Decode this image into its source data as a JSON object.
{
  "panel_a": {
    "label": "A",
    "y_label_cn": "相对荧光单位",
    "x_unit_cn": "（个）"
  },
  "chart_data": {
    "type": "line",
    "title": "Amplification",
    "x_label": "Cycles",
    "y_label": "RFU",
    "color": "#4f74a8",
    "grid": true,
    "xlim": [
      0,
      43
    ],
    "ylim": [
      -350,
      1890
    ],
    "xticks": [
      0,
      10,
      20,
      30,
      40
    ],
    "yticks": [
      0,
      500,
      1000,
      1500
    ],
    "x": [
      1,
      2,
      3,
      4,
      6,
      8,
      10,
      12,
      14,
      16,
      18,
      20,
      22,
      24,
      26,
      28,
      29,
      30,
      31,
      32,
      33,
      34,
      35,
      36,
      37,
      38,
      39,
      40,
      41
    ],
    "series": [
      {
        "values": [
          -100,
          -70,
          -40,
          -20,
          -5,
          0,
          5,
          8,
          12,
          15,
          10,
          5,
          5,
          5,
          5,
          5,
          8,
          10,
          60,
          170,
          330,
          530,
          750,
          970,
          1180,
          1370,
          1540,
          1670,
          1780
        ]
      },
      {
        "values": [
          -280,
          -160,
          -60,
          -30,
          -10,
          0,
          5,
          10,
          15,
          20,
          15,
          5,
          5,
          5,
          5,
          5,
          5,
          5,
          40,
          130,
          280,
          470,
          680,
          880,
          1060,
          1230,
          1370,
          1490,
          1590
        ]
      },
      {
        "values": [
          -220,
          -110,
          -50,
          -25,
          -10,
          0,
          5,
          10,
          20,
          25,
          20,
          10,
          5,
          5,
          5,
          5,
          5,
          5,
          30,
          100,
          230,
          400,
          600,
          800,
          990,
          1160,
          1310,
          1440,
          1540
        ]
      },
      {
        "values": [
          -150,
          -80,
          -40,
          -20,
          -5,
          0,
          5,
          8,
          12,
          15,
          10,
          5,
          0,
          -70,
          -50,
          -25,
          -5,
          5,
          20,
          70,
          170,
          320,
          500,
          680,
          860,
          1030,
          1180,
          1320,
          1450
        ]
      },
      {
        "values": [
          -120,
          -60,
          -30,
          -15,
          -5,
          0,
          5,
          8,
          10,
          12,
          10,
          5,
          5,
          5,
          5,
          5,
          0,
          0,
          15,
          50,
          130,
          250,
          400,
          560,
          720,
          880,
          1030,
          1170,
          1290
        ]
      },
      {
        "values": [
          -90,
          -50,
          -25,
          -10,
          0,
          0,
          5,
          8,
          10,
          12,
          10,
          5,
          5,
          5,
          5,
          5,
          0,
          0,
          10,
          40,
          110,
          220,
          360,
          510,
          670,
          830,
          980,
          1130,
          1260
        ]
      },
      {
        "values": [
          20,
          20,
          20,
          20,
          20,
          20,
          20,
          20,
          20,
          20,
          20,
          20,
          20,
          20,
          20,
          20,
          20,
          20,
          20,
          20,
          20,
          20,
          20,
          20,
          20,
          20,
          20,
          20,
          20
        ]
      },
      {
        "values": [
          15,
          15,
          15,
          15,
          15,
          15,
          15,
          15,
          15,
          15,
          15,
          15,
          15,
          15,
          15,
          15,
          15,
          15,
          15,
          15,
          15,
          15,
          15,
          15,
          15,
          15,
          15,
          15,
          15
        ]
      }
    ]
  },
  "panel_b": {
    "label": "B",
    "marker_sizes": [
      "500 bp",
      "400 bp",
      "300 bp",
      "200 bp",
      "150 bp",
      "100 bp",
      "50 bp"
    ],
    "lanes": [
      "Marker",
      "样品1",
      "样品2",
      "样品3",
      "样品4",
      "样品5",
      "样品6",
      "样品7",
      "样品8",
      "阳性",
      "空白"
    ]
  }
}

# # # #

» Problem description
Write out every line exactly as it stands.

» Task output
Decode this image into its source data as a JSON object.
{
  "panel_a": {
    "label": "A",
    "y_label_cn": "相对荧光单位",
    "x_unit_cn": "（个）"
  },
  "chart_data": {
    "type": "line",
    "title": "Amplification",
    "x_label": "Cycles",
    "y_label": "RFU",
    "color": "#4f74a8",
    "grid": true,
    "xlim": [
      0,
      43
    ],
    "ylim": [
      -350,
      1890
    ],
    "xticks": [
      0,
      10,
      20,
      30,
      40
    ],
    "yticks": [
      0,
      500,
      1000,
      1500
    ],
    "x": [
      1,
      2,
      3,
      4,
      6,
      8,
      10,
      12,
      14,
      16,
      18,
      20,
      22,
      24,
      26,
      28,
      29,
      30,
      31,
      32,
      33,
      34,
      35,
      36,
      37,
      38,
      39,
      40,
      41
    ],
    "series": [
      {
        "values": [
          -100,
          -70,
          -40,
          -20,
          -5,
          0,
          5,
          8,
          12,
          15,
          10,
          5,
          5,
          5,
          5,
          5,
          8,
          10,
          60,
          170,
          330,
          530,
          750,
          970,
          1180,
          1370,
          1540,
          1670,
          1780
        ]
      },
      {
        "values": [
          -280,
          -160,
          -60,
          -30,
          -10,
          0,
          5,
          10,
          15,
          20,
          15,
          5,
          5,
          5,
          5,
          5,
          5,
          5,
          40,
          130,
          280,
          470,
          680,
          880,
          1060,
          1230,
          1370,
          1490,
          1590
        ]
      },
      {
        "values": [
          -220,
          -110,
          -50,
          -25,
          -10,
          0,
          5,
          10,
          20,
          25,
          20,
          10,
          5,
          5,
          5,
          5,
          5,
          5,
          30,
          100,
          230,
          400,
          600,
          800,
          990,
          1160,
          1310,
          1440,
          1540
        ]
      },
      {
        "values": [
          -150,
          -80,
          -40,
          -20,
          -5,
          0,
          5,
          8,
          12,
          15,
          10,
          5,
          0,
          -70,
          -50,
          -25,
          -5,
          5,
          20,
          70,
          170,
          320,
          500,
          680,
          860,
          1030,
          1180,
          1320,
          1450
        ]
      },
      {
        "values": [
          -120,
          -60,
          -30,
          -15,
          -5,
          0,
          5,
          8,
          10,
          12,
          10,
          5,
          5,
          5,
          5,
          5,
          0,
          0,
          15,
          50,
          130,
          250,
          400,
          560,
          720,
          880,
          1030,
          1170,
          1290
        ]
      },
      {
        "values": [
          -90,
          -50,
          -25,
          -10,
          0,
          0,
          5,
          8,
          10,
          12,
          10,
          5,
          5,
          5,
          5,
          5,
          0,
          0,
          10,
          40,
          110,
          220,
          360,
          510,
          670,
          830,
          980,
          1130,
          1260
        ]
      },
      {
        "values": [
          20,
          20,
          20,
          20,
          20,
          20,
          20,
          20,
          20,
          20,
          20,
          20,
          20,
          20,
          20,
          20,
          20,
          20,
          20,
          20,
          20,
          20,
          20,
          20,
          20,
          20,
          20,
          20,
          20
        ]
      },
      {
        "values": [
          15,
          15,
          15,
          15,
          15,
          15,
          15,
          15,
          15,
          15,
          15,
          15,
          15,
          15,
          15,
          15,
          15,
          15,
          15,
          15,
          15,
          15,
          15,
          15,
          15,
          15,
          15,
          15,
          15
        ]
      }
    ]
  },
  "panel_b": {
    "label": "B",
    "marker_sizes": [
      "500 bp",
      "400 bp",
      "300 bp",
      "200 bp",
      "150 bp",
      "100 bp",
      "50 bp"
    ],
    "lanes": [
      "Marker",
      "样品1",
      "样品2",
      "样品3",
      "样品4",
      "样品5",
      "样品6",
      "样品7",
      "样品8",
      "阳性",
      "空白"
    ]
  }
}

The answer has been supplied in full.